-- REQUIREMENT --
Below are records; transcribe only the line with "Convert this document image to plain text." and those after it, through the last line, without any change.
━━━━━ DATA IN THIS EXERCISE ━━━━━
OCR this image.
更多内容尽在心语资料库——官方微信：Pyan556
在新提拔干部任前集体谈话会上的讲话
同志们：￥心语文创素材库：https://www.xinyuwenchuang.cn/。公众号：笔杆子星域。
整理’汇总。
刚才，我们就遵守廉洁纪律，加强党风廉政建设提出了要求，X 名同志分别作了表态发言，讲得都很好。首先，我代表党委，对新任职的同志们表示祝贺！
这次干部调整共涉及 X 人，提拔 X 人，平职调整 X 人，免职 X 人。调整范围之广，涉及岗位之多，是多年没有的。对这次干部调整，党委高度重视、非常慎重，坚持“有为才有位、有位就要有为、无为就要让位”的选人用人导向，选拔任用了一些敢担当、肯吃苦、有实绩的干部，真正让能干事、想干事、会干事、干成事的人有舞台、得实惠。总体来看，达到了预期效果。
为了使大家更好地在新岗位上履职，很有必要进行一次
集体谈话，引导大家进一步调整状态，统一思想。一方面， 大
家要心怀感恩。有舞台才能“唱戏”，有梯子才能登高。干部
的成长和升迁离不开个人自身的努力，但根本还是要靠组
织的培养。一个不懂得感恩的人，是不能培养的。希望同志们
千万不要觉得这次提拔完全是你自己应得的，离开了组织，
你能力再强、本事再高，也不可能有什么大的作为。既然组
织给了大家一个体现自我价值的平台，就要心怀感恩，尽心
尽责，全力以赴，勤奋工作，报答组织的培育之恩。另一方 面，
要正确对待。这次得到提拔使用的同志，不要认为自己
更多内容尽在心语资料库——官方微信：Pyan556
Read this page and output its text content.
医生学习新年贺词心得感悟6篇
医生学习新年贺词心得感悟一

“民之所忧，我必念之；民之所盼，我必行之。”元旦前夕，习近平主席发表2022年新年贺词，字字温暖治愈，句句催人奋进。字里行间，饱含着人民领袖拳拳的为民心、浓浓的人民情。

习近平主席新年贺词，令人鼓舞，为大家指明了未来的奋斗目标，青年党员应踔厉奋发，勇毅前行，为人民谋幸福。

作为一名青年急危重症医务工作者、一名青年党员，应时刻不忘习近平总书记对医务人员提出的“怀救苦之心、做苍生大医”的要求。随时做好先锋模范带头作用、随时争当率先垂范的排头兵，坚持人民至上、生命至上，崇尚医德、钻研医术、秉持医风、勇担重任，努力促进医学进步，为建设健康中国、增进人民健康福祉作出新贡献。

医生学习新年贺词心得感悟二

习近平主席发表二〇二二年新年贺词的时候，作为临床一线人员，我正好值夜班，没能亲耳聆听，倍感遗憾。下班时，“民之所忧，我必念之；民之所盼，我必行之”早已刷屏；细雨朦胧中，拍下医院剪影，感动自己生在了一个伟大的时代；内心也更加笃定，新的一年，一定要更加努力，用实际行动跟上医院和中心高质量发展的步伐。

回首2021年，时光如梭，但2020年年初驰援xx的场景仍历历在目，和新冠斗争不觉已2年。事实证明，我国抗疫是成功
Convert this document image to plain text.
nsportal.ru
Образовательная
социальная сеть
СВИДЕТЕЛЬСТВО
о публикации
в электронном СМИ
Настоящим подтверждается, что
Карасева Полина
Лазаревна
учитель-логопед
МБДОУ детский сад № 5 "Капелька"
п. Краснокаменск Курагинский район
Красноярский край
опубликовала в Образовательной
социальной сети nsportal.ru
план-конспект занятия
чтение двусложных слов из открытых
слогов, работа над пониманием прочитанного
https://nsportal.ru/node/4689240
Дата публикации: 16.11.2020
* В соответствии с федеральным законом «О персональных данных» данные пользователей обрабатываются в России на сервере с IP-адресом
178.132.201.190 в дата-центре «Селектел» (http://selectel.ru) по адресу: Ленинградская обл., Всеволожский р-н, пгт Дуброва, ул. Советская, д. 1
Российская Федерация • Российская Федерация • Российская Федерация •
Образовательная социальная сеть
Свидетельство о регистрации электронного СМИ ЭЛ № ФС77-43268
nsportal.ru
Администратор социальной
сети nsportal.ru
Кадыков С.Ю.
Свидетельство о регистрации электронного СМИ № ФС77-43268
━━━━━
-- SOLVED PROBLEM --
Convert this document image to plain text.
nsportal.ru
Образовательная
социальная сеть
СВИДЕТЕЛЬСТВО
о публикации
в электронном СМИ
Настоящим подтверждается, что
Карасева Полина
Лазаревна
учитель-логопед
МБДОУ детский сад № 5 "Капелька"
п. Краснокаменск Курагинский район
Красноярский край
опубликовала в Образовательной
социальной сети nsportal.ru
план-конспект занятия
чтение двусложных слов из открытых
слогов, работа над пониманием прочитанного
https://nsportal.ru/node/4689240
Дата публикации: 16.11.2020
* В соответствии с федеральным законом «О персональных данных» данные пользователей обрабатываются в России на сервере с IP-адресом
178.132.201.190 в дата-центре «Селектел» (http://selectel.ru) по адресу: Ленинградская обл., Всеволожский р-н, пгт Дуброва, ул. Советская, д. 1
Российская Федерация • Российская Федерация • Российская Федерация •
Образовательная социальная сеть
Свидетельство о регистрации электронного СМИ ЭЛ № ФС77-43268
nsportal.ru
Администратор социальной
сети nsportal.ru
Кадыков С.Ю.
Свидетельство о регистрации электронного СМИ № ФС77-43268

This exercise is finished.